[Some records]
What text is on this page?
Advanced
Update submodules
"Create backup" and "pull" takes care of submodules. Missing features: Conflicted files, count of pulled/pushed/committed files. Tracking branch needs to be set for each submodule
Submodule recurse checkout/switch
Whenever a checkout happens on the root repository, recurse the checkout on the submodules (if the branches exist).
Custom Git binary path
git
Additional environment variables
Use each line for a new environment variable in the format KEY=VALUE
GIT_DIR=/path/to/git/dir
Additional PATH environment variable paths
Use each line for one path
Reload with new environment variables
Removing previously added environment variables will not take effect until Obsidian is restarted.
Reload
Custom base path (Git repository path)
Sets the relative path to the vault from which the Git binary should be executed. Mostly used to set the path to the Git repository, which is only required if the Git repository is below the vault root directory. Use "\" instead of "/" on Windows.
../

* * *

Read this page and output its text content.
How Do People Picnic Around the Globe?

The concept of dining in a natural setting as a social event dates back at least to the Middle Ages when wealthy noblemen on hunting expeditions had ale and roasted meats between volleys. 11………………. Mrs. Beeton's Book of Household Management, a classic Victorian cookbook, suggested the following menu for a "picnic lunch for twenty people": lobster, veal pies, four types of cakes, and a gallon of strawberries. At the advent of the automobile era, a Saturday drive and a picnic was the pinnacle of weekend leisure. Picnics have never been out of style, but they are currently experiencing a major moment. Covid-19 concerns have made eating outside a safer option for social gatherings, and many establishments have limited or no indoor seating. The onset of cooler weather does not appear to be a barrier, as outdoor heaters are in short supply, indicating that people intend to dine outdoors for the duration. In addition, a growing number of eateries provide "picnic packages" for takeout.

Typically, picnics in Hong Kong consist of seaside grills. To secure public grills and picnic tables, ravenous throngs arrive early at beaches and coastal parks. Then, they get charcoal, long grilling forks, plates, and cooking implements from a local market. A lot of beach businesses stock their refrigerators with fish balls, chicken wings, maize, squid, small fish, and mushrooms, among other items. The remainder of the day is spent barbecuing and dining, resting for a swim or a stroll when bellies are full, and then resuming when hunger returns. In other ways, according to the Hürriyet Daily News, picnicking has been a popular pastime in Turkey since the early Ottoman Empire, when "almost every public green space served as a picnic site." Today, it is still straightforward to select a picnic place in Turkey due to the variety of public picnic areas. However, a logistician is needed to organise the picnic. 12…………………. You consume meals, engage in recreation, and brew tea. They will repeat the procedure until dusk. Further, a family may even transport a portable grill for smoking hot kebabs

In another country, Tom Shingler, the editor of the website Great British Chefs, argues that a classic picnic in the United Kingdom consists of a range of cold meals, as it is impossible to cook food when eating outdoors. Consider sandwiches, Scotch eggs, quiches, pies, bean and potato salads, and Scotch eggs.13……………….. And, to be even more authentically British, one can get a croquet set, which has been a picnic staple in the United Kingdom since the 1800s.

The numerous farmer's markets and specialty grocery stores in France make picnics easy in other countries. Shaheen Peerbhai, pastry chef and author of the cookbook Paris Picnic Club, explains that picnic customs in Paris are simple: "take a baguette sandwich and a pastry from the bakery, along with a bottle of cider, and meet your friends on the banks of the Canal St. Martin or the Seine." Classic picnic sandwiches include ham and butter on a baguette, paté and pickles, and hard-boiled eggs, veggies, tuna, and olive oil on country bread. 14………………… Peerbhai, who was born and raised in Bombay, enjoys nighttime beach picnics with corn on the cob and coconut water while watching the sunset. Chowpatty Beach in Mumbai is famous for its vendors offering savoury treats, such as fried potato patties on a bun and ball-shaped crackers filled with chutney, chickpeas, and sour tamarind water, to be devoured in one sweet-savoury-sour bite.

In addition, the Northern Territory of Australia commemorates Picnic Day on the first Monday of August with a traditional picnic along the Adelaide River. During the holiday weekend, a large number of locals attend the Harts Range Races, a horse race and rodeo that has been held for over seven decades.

---

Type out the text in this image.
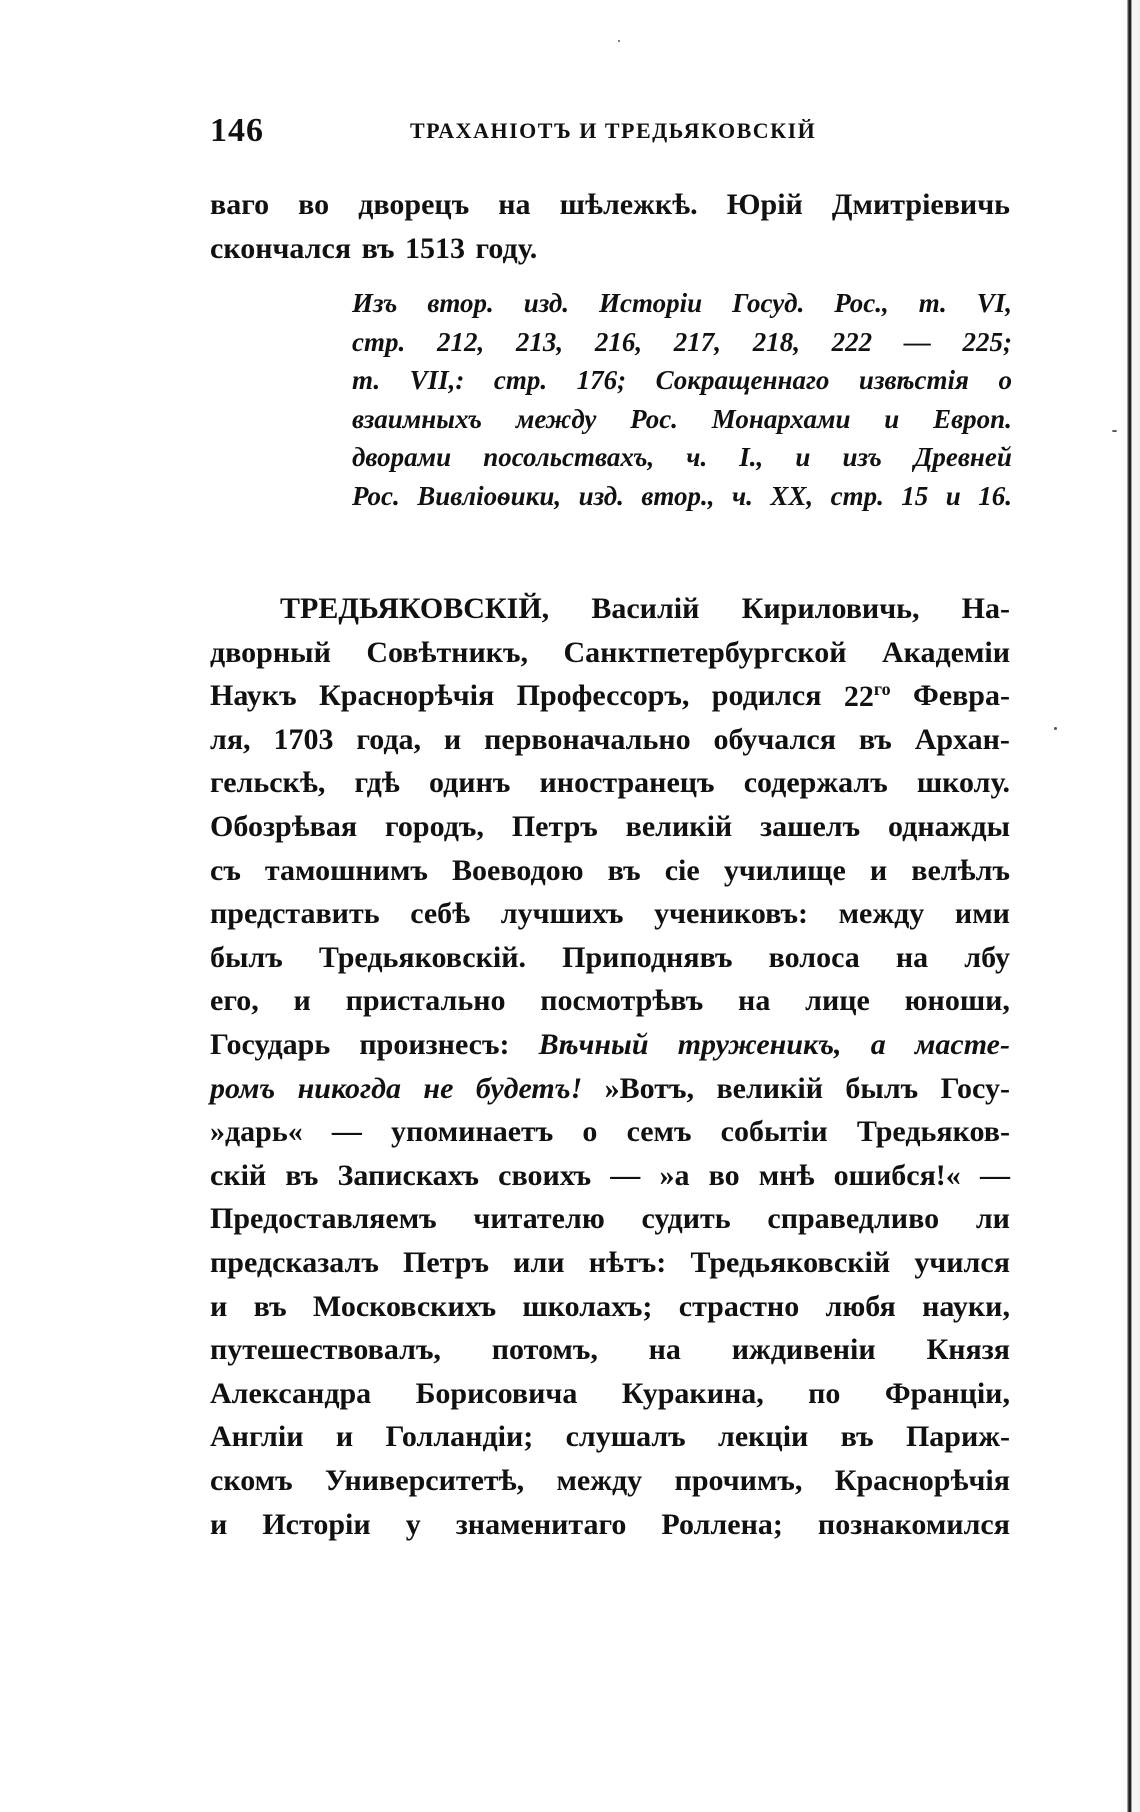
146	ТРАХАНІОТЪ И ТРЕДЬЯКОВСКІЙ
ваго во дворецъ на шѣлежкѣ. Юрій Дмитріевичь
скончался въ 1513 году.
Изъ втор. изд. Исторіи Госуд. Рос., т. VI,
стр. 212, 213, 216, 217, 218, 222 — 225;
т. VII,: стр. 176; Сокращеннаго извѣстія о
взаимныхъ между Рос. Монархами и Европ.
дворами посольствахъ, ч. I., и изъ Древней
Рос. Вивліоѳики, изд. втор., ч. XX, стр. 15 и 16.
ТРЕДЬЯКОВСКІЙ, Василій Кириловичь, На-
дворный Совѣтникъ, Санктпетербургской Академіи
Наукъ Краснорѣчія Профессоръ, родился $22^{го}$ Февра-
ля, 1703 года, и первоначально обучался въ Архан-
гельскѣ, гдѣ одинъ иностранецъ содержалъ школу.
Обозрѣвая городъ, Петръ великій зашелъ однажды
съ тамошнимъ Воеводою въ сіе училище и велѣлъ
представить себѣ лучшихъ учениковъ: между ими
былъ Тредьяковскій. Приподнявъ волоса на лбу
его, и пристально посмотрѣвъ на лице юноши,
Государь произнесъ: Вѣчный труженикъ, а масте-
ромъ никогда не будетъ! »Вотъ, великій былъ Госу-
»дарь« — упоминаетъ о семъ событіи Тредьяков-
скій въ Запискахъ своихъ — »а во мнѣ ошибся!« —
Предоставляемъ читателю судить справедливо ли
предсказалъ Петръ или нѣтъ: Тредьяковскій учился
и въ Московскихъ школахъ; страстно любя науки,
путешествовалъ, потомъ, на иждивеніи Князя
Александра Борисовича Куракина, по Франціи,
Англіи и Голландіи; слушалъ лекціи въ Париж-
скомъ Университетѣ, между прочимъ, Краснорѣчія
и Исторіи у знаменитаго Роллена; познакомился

THE EXERCISE =
In the entries above, find each line with the word "втор" and show it.

TASK ANSWER =
Изъ втор. изд. Исторіи Госуд. Рос., т. VI,
Рос. Вивліоѳики, изд. втор., ч. XX, стр. 15 и 16.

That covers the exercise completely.